MATERIAL SUPPLIED
————————

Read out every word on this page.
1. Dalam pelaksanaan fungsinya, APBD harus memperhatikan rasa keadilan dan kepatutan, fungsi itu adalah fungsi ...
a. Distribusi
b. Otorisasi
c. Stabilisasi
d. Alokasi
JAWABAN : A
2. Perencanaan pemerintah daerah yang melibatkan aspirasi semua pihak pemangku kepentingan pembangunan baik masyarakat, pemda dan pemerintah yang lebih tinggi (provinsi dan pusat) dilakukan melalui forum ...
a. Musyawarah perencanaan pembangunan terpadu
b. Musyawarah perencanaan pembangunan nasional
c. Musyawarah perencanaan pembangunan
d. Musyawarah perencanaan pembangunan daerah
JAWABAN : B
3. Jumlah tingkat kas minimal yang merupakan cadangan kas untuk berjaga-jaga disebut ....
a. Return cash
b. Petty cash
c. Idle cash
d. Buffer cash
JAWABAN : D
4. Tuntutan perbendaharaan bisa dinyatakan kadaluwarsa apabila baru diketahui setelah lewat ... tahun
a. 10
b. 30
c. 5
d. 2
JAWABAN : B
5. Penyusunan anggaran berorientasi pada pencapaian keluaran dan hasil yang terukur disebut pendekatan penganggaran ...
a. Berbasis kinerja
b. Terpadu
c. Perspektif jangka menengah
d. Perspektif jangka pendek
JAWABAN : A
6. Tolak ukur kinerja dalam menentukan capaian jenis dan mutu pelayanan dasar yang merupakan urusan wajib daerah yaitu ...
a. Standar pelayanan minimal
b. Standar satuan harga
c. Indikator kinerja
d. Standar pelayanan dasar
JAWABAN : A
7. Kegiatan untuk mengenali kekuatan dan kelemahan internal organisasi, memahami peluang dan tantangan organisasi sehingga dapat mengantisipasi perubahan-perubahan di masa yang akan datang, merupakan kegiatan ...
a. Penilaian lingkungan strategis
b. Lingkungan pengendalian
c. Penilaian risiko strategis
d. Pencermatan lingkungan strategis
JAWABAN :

————————

TASK INSTRUCTIONS
Your task is to repeat the data exactly; please include every line.

EXERCISE SOLUTION
Read out every word on this page.
1. Dalam pelaksanaan fungsinya, APBD harus memperhatikan rasa keadilan dan kepatutan, fungsi itu adalah fungsi ...
a. Distribusi
b. Otorisasi
c. Stabilisasi
d. Alokasi
JAWABAN : A
2. Perencanaan pemerintah daerah yang melibatkan aspirasi semua pihak pemangku kepentingan pembangunan baik masyarakat, pemda dan pemerintah yang lebih tinggi (provinsi dan pusat) dilakukan melalui forum ...
a. Musyawarah perencanaan pembangunan terpadu
b. Musyawarah perencanaan pembangunan nasional
c. Musyawarah perencanaan pembangunan
d. Musyawarah perencanaan pembangunan daerah
JAWABAN : B
3. Jumlah tingkat kas minimal yang merupakan cadangan kas untuk berjaga-jaga disebut ....
a. Return cash
b. Petty cash
c. Idle cash
d. Buffer cash
JAWABAN : D
4. Tuntutan perbendaharaan bisa dinyatakan kadaluwarsa apabila baru diketahui setelah lewat ... tahun
a. 10
b. 30
c. 5
d. 2
JAWABAN : B
5. Penyusunan anggaran berorientasi pada pencapaian keluaran dan hasil yang terukur disebut pendekatan penganggaran ...
a. Berbasis kinerja
b. Terpadu
c. Perspektif jangka menengah
d. Perspektif jangka pendek
JAWABAN : A
6. Tolak ukur kinerja dalam menentukan capaian jenis dan mutu pelayanan dasar yang merupakan urusan wajib daerah yaitu ...
a. Standar pelayanan minimal
b. Standar satuan harga
c. Indikator kinerja
d. Standar pelayanan dasar
JAWABAN : A
7. Kegiatan untuk mengenali kekuatan dan kelemahan internal organisasi, memahami peluang dan tantangan organisasi sehingga dapat mengantisipasi perubahan-perubahan di masa yang akan datang, merupakan kegiatan ...
a. Penilaian lingkungan strategis
b. Lingkungan pengendalian
c. Penilaian risiko strategis
d. Pencermatan lingkungan strategis
JAWABAN :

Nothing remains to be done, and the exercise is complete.